# ENTRIES SHOWN
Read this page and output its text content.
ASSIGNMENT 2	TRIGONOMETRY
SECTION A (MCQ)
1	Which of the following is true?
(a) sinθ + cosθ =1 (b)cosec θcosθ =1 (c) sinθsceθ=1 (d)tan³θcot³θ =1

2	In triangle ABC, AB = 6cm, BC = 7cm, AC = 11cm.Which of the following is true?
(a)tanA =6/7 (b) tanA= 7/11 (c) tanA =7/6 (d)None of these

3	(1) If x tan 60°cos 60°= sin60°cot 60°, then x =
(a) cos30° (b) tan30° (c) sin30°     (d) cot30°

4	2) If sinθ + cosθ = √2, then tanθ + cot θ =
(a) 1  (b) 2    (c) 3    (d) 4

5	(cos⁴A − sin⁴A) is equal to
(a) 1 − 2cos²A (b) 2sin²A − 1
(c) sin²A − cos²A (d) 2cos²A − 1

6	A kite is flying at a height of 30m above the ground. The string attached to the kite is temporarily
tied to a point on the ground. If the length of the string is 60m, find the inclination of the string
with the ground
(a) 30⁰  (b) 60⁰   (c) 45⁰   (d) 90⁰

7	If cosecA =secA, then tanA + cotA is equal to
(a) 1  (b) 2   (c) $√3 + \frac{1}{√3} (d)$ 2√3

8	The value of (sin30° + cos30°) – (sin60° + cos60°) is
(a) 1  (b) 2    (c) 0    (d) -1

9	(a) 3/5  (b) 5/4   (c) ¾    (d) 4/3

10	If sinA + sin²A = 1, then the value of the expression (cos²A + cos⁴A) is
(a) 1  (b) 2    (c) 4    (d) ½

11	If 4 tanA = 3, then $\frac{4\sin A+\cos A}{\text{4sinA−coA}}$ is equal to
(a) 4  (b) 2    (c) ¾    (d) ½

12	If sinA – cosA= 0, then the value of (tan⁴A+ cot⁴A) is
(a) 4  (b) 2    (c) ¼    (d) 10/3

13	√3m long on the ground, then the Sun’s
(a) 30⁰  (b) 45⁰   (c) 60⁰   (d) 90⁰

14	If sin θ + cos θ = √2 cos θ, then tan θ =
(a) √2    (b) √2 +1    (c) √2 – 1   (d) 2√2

# TASK REQUIREMENTS
What count of lines in the listing contain the word "text"? Reply with the number only.

# ANSWER FOR THE TASK
2